* [Supplied text]
'''
What do we want? A “Green New Deal”

Bumped! This is the most important issue for the 116th Congress, and younger voters make clear to anyone who listens that it is the most important issue of their lifetimes. The center of gravity on this issue has already passed to young voters – no, they have seized it, as is their right – and they are making reasonable demands – on Congress, and on all of us. The Green New Deal is sensible. Focused. Bold. So where are our New Jersey congressional representatives?  – Bumped by Rosi


Sen. Cory Booker has joined the call for a “Green New Deal” to attack climate change. So has Elizabeth Warren who put it in her Presidential Platform, and Beto O’Rourke who likes how it invests in green jobs. Bernie Sanders is another enthusiast who explains, “We we are trying to be part of the revolution to transform our energy system away from fossil fuels and to not only save the planet but create millions of good-paying jobs in the process.” The Green Party is the one party which so far wholeheartedly supports the plan.

The Green New Deal is a proposed economic stimulus program to address both economic inequality and climate change. Its origins go back to Thomas Friedman who in 2007 started calling for a “Green New Deal” to end fossil fuel subsidies, tax carbon dioxide emissions and create lasting incentives for wind and solar energy. Today with climate change-denier Trump and his henchmen wreaking havoc there are even more reasons to take this proposal seriously and enact vigorous new policies.  

Rising support for this approach must shape the work of the House’s climate legislation. Speaker Nancy Pelosi extended her hand to the party’s energized left wing by reviving the Select Committee on Climate Change. However, the committee will not have authority to approve legislation and is not expected to have subpoena power – unlike its 2007 version. Activists and the incoming class of social democrats want something much bolder. Nearly 40 House Democrats agree that the committee should focus its efforts on making the Green New Deal a reality. 

Alexandria Ocasio-Cortez

The coming battle will test progressives’ clout against the Democratic establishment. Why? Among other reasons it would prohibit congresspeople from accepting donations from fossil fuel companies. Rep. Alexandria Ocasio-Cortez (D-N.Y.) is floating an income tax rate as high as 60 to 70 percent on the highest-earning Americans to pay for the program. Seems obviously crazy, right? Well, it was policy, as Paul Krugman points out, in United States for 35 years after World War II – including the most successful period of economic growth in our history. Ocasio-Cortez has issued a draft bill. She calls for the select committee to “have authority to develop a detailed national, industrial, economic mobilization plan for the transition of the US economy to become greenhouse gas emissions neutral and to significantly draw down greenhouse gases from the atmosphere and oceans, and to promote economic and environmental justice and equality.” It’s an ambitious and comprehensive proposal that demands our attention.
'''
* [Listed records]
'''
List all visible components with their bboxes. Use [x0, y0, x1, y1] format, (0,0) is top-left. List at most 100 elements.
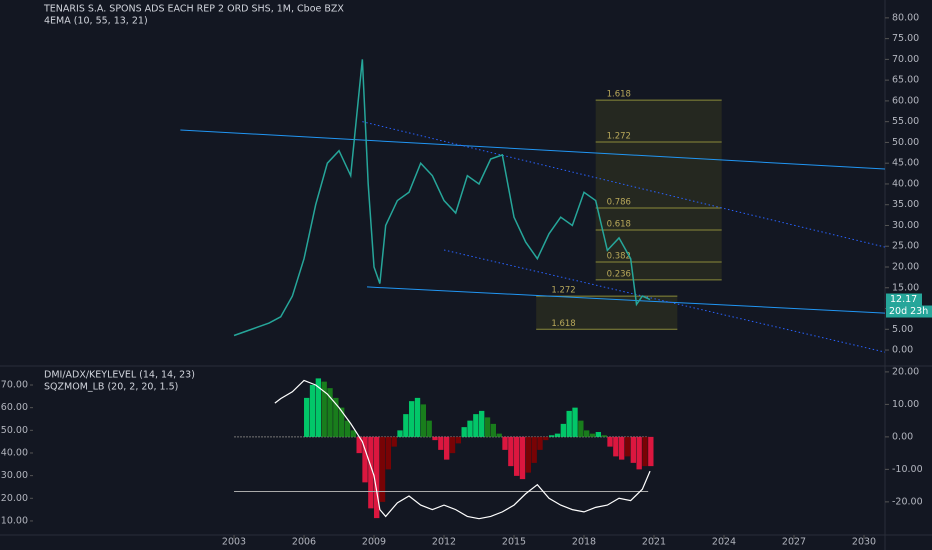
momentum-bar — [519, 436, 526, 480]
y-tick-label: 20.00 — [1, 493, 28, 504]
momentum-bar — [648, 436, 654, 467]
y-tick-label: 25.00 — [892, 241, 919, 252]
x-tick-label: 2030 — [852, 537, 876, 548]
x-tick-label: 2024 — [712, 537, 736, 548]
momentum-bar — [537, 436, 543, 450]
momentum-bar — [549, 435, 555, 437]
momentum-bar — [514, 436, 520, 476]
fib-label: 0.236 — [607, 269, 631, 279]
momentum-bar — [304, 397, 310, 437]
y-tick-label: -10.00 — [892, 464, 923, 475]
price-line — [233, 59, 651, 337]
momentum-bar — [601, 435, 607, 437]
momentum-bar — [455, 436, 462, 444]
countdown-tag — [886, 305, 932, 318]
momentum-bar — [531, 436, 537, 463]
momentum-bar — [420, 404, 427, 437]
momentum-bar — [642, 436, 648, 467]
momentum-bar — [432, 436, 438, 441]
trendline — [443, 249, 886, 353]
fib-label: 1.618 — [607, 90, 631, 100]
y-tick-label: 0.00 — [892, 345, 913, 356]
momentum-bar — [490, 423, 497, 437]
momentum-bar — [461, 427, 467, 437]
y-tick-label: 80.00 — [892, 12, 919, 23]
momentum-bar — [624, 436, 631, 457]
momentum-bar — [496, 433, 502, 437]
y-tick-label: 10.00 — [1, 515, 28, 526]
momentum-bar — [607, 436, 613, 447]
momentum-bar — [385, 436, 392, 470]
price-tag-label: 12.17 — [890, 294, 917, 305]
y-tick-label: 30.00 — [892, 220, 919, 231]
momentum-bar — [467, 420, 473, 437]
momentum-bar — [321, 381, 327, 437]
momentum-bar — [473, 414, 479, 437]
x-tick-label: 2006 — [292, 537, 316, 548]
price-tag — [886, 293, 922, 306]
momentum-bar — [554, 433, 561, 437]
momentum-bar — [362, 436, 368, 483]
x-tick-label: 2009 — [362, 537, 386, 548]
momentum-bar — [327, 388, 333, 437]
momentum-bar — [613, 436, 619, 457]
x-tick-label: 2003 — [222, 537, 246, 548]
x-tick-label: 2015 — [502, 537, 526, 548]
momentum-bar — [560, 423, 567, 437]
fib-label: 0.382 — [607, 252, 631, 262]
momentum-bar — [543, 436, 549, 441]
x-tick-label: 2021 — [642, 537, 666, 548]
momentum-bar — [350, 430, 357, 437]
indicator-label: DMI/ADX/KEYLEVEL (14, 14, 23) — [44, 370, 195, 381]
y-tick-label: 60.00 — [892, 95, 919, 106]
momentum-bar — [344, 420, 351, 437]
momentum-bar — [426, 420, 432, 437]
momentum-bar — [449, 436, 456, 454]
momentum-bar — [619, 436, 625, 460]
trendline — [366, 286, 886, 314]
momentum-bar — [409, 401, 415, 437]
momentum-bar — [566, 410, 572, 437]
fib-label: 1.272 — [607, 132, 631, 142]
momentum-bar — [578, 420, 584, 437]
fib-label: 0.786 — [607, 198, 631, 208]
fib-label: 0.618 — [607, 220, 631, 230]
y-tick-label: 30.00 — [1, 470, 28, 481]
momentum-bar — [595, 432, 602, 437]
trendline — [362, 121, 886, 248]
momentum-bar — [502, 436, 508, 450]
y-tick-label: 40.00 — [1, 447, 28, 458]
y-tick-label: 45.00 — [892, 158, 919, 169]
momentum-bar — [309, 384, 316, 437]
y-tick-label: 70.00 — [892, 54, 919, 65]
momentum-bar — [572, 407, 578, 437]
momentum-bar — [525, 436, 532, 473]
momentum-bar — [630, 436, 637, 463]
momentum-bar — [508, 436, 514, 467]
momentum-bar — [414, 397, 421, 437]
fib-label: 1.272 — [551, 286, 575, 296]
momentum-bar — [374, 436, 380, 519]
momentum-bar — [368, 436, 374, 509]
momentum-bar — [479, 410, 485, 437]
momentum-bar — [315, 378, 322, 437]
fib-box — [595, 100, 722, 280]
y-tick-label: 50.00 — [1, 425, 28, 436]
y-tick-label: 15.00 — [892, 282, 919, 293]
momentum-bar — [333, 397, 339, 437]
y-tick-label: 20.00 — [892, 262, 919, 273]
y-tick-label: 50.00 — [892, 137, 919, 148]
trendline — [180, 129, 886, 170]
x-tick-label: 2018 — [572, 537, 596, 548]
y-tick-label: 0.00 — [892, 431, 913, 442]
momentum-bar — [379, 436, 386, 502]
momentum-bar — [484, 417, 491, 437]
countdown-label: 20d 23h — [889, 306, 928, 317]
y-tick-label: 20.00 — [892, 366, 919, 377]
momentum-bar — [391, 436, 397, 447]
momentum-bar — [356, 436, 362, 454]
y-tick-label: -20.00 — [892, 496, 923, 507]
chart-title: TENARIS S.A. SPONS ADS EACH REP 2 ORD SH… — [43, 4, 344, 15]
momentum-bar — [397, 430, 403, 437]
'''
'''
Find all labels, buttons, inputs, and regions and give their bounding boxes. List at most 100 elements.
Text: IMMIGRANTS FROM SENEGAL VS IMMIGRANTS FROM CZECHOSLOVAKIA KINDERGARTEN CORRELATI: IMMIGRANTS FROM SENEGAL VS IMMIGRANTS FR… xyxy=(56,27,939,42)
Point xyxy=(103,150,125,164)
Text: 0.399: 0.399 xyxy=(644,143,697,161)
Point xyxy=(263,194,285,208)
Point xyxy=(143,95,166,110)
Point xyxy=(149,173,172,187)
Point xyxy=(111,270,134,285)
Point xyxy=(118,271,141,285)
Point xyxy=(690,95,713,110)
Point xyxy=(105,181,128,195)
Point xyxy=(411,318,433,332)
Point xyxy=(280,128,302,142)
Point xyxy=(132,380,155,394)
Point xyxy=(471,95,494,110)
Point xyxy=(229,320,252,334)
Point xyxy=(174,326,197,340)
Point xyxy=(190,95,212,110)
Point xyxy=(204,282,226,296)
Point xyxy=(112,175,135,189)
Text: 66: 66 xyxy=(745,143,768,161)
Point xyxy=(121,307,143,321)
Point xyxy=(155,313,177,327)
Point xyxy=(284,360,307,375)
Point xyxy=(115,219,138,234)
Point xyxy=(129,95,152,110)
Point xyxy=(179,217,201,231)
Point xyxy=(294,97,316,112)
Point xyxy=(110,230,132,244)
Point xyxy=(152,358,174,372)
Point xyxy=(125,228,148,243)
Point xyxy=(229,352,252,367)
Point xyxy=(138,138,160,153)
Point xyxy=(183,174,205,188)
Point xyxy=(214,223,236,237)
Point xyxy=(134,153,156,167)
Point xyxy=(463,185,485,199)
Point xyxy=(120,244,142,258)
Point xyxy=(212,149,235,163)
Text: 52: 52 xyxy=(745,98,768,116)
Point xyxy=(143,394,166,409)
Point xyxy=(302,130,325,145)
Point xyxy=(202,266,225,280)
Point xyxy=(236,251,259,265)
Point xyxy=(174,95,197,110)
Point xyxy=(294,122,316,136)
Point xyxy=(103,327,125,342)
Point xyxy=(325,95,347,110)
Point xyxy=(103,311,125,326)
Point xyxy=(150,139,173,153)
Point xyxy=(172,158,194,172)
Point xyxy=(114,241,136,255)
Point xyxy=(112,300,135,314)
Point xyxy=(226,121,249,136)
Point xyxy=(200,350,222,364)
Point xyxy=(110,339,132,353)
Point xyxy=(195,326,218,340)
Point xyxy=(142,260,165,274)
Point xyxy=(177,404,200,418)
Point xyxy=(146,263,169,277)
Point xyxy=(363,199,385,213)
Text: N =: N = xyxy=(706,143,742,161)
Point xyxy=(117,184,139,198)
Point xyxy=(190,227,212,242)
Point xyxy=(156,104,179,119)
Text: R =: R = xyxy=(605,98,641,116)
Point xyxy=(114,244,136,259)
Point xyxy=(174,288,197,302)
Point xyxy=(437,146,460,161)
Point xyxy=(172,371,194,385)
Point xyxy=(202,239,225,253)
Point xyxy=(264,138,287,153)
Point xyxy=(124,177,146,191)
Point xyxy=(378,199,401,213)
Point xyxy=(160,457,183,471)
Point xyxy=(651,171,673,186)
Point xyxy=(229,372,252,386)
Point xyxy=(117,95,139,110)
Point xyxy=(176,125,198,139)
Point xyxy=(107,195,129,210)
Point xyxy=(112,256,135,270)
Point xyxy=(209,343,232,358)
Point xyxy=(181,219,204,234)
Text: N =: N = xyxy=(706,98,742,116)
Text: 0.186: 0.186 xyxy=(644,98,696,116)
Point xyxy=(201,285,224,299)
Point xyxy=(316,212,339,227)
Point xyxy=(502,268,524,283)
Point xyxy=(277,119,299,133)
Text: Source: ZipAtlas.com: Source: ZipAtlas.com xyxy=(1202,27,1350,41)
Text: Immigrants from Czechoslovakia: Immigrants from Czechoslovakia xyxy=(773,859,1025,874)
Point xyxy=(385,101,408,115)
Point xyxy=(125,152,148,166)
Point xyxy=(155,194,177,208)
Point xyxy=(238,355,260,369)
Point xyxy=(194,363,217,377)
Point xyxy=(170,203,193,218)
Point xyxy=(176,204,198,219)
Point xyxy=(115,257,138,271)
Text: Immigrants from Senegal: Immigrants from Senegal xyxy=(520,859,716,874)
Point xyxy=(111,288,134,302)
'''
* [What this exercise asks]
1) Reproduce the part of the Green New Deal piece above starting at "Sen. Cory Booker has" and ending at "supports the plan.".
2) Count the lines in the records above that contain the string "most", and reply with the number alone.

* [Answers in order]
1)
Sen. Cory Booker has joined the call for a “Green New Deal” to attack climate change. So has Elizabeth Warren who put it in her Presidential Platform, and Beto O’Rourke who likes how it invests in green jobs. Bernie Sanders is another enthusiast who explains, “We we are trying to be part of the revolution to transform our energy system away from fossil fuels and to not only save the planet but create millions of good-paying jobs in the process.” The Green Party is the one party which so far wholeheartedly supports the plan.

2) 2